Excerpted records —
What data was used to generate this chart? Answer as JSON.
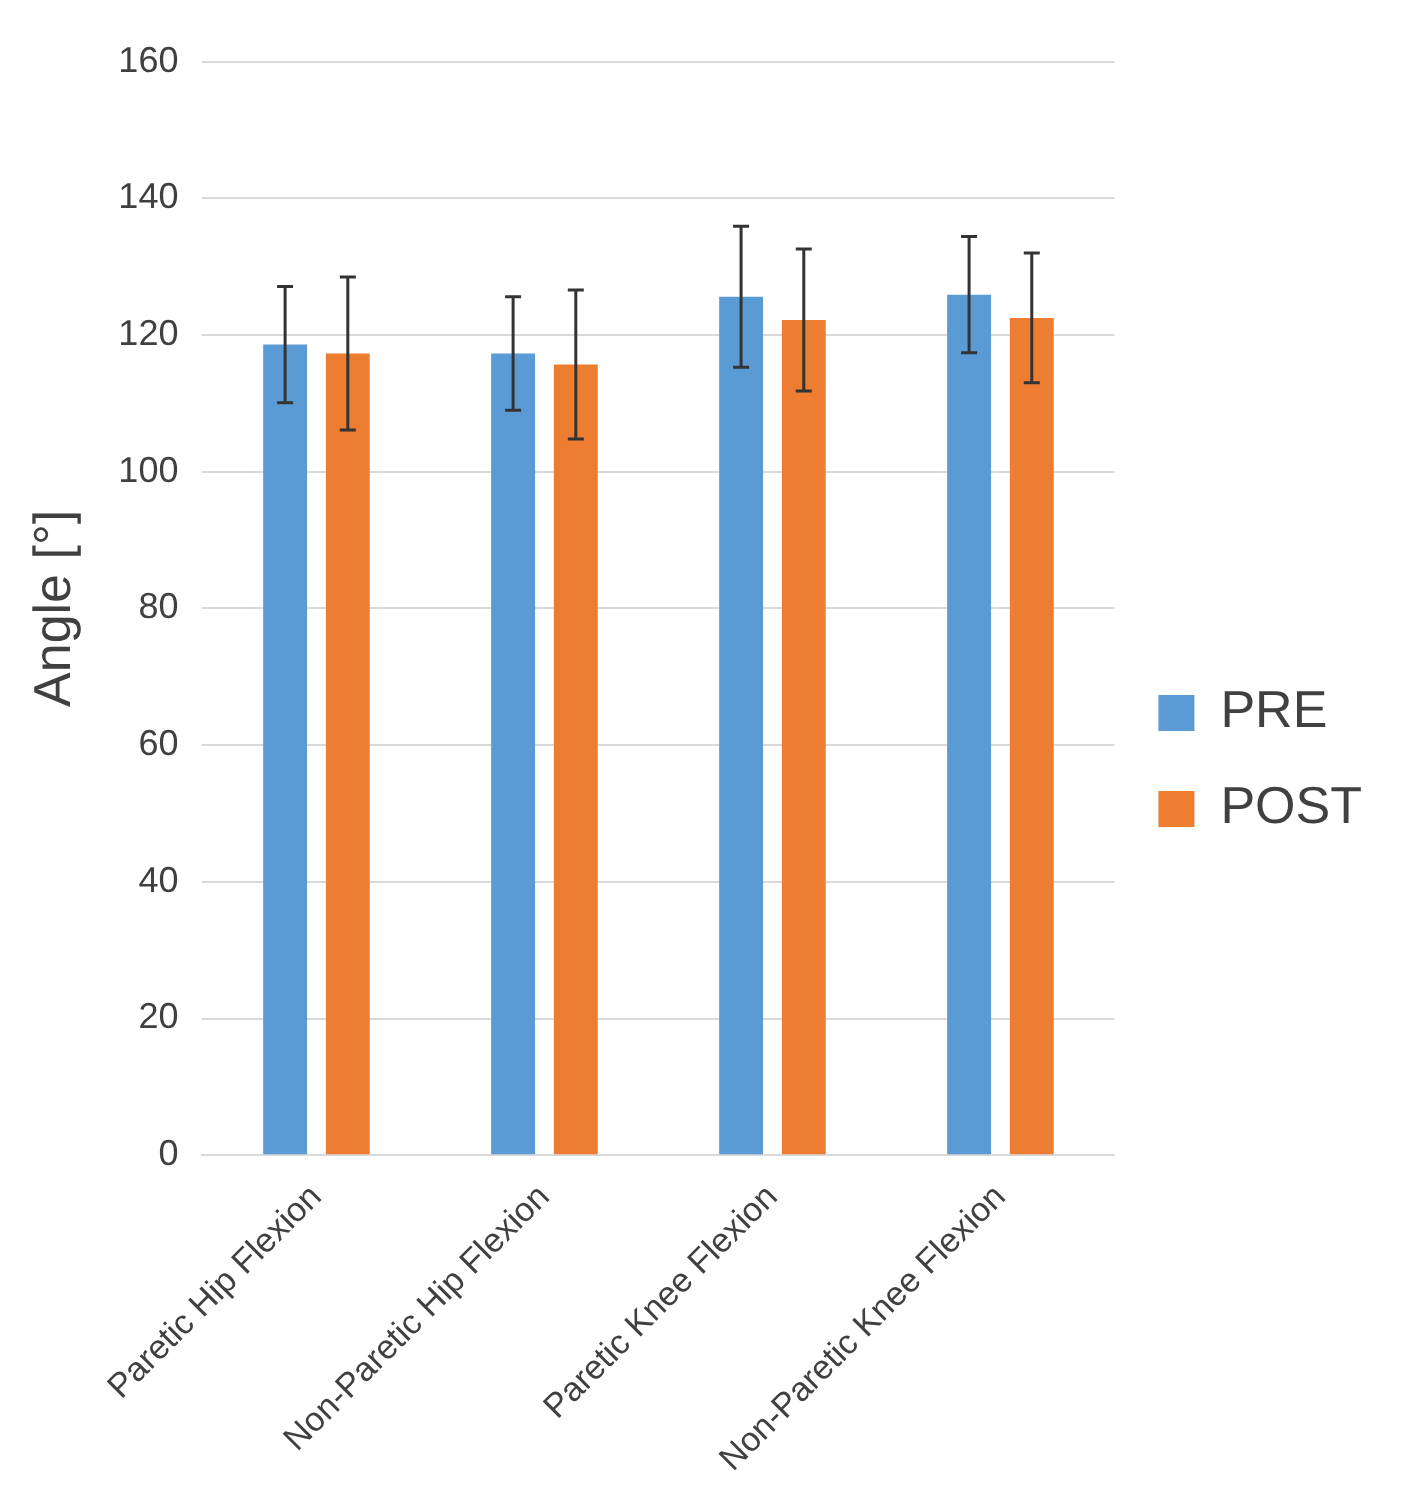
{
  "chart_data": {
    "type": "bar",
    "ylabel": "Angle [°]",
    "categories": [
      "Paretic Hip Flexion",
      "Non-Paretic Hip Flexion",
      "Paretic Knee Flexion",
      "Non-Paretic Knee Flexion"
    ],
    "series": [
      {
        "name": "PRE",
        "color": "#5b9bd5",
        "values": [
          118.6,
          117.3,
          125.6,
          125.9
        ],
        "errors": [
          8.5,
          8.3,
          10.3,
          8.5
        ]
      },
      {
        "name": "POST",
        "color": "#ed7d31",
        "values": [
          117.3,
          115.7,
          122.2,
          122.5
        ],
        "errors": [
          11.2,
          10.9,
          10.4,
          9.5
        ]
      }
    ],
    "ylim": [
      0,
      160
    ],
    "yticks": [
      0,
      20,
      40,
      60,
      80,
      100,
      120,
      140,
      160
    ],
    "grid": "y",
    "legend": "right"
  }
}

Exercise prompt —
Transcribe the material exactly, keeping every word and none of the pictures.

Solution —
What data was used to generate this chart? Answer as JSON.
{
  "chart_data": {
    "type": "bar",
    "ylabel": "Angle [°]",
    "categories": [
      "Paretic Hip Flexion",
      "Non-Paretic Hip Flexion",
      "Paretic Knee Flexion",
      "Non-Paretic Knee Flexion"
    ],
    "series": [
      {
        "name": "PRE",
        "color": "#5b9bd5",
        "values": [
          118.6,
          117.3,
          125.6,
          125.9
        ],
        "errors": [
          8.5,
          8.3,
          10.3,
          8.5
        ]
      },
      {
        "name": "POST",
        "color": "#ed7d31",
        "values": [
          117.3,
          115.7,
          122.2,
          122.5
        ],
        "errors": [
          11.2,
          10.9,
          10.4,
          9.5
        ]
      }
    ],
    "ylim": [
      0,
      160
    ],
    "yticks": [
      0,
      20,
      40,
      60,
      80,
      100,
      120,
      140,
      160
    ],
    "grid": "y",
    "legend": "right"
  }
}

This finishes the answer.